What is required
Identify all lines below that hold "text" and collect them.
- Opening Delimiter -
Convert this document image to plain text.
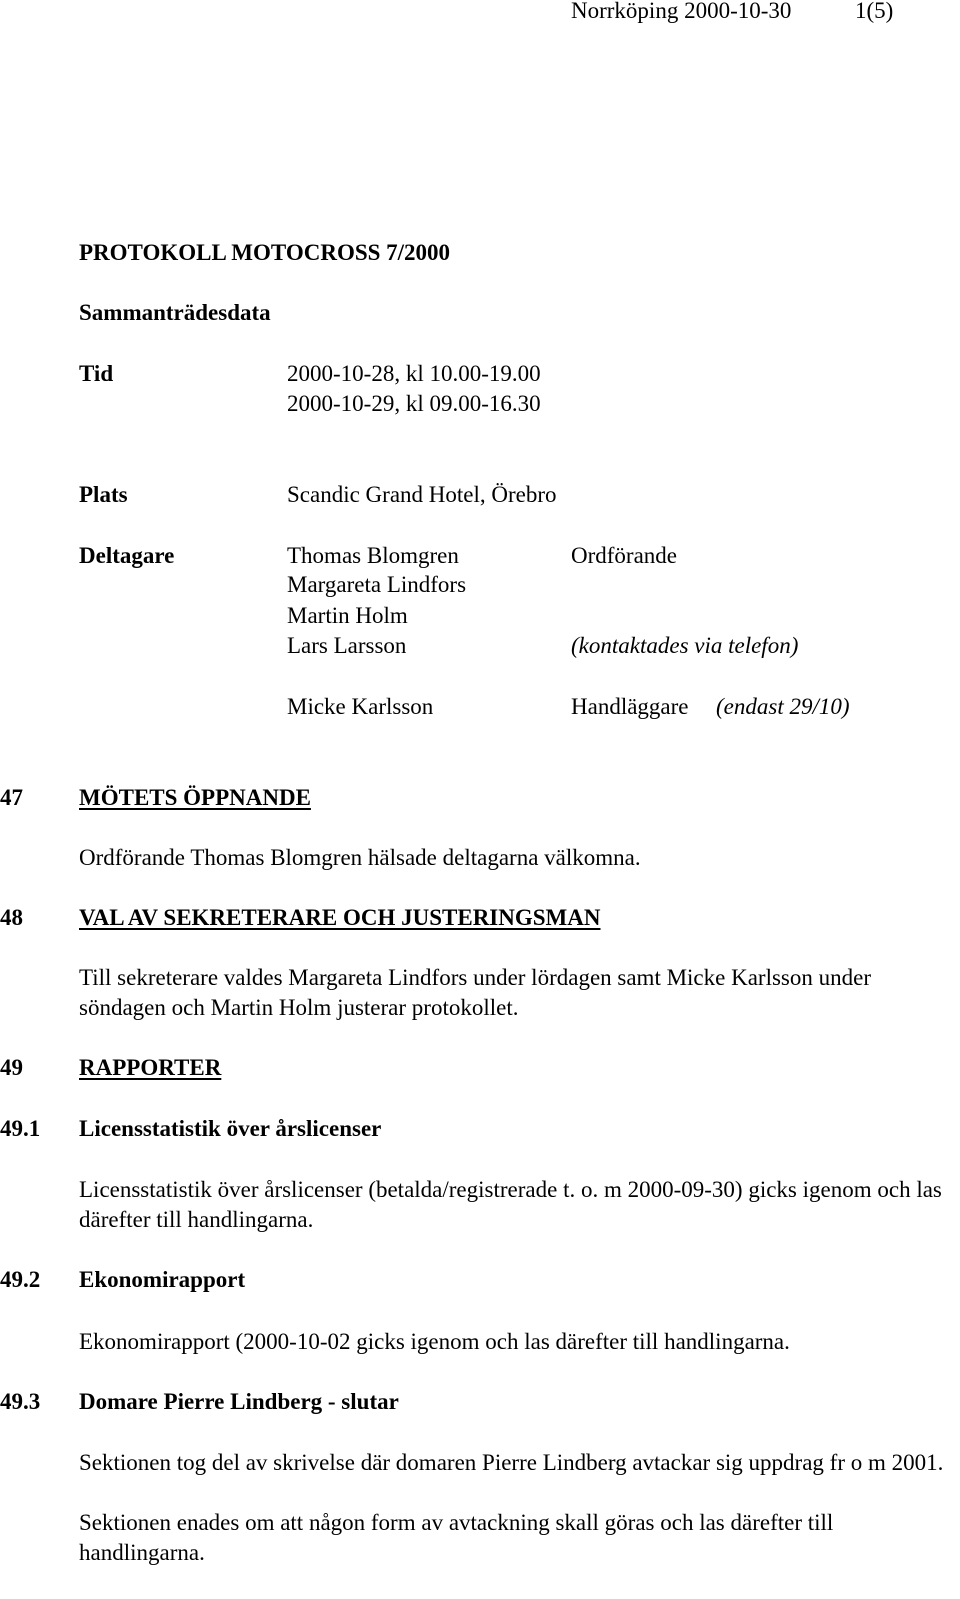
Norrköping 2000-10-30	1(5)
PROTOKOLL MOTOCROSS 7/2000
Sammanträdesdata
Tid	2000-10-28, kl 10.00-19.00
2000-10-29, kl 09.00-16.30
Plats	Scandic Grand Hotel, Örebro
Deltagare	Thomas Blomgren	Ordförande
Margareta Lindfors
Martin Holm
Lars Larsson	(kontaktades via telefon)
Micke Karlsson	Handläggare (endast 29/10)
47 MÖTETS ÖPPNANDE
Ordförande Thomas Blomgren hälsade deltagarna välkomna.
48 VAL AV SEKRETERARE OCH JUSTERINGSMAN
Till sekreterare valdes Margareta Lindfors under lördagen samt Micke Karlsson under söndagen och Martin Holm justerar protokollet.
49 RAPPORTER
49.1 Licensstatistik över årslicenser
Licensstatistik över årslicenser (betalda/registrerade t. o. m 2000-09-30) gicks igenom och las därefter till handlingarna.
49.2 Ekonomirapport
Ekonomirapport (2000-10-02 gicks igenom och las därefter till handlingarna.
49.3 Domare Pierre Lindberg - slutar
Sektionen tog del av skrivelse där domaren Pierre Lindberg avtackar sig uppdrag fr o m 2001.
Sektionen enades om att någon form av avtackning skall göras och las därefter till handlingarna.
- Closing Delimiter -
- Opening Delimiter -
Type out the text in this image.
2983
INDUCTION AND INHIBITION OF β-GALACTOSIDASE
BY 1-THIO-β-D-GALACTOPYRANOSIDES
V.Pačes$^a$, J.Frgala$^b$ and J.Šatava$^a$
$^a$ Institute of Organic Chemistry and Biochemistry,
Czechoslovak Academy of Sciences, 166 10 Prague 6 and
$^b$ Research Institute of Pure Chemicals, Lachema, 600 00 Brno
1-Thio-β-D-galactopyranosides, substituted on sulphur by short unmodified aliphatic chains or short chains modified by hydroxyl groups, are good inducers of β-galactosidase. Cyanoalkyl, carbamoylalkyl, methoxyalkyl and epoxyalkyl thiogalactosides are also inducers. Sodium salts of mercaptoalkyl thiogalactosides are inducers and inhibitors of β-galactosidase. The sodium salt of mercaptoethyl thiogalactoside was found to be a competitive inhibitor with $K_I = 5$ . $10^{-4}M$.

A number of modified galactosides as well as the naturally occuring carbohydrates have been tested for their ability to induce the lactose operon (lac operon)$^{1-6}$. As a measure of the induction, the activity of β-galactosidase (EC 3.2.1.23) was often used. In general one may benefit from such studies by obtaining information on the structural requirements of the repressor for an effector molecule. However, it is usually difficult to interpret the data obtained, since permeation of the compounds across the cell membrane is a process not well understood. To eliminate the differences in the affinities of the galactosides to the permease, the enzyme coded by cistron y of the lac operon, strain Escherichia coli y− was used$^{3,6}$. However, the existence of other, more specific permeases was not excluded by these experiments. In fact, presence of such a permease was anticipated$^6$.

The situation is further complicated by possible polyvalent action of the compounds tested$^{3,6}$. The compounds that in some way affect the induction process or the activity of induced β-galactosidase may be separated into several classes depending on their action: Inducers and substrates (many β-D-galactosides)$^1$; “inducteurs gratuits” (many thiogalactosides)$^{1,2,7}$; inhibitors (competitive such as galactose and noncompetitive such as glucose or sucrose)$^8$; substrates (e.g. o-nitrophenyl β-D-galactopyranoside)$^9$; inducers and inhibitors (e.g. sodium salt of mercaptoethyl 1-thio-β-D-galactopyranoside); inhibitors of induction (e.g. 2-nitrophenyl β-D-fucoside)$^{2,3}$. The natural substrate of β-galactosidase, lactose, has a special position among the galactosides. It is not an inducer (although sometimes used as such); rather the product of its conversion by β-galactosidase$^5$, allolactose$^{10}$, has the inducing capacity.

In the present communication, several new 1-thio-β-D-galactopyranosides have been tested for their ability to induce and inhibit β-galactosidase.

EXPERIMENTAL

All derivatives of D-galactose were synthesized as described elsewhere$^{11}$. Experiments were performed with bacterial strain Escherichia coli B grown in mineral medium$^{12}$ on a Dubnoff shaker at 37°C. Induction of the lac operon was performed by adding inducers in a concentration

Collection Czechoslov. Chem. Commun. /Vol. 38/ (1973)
- Closing Delimiter -
Solution for this exercise
Convert this document image to plain text.
Type out the text in this image.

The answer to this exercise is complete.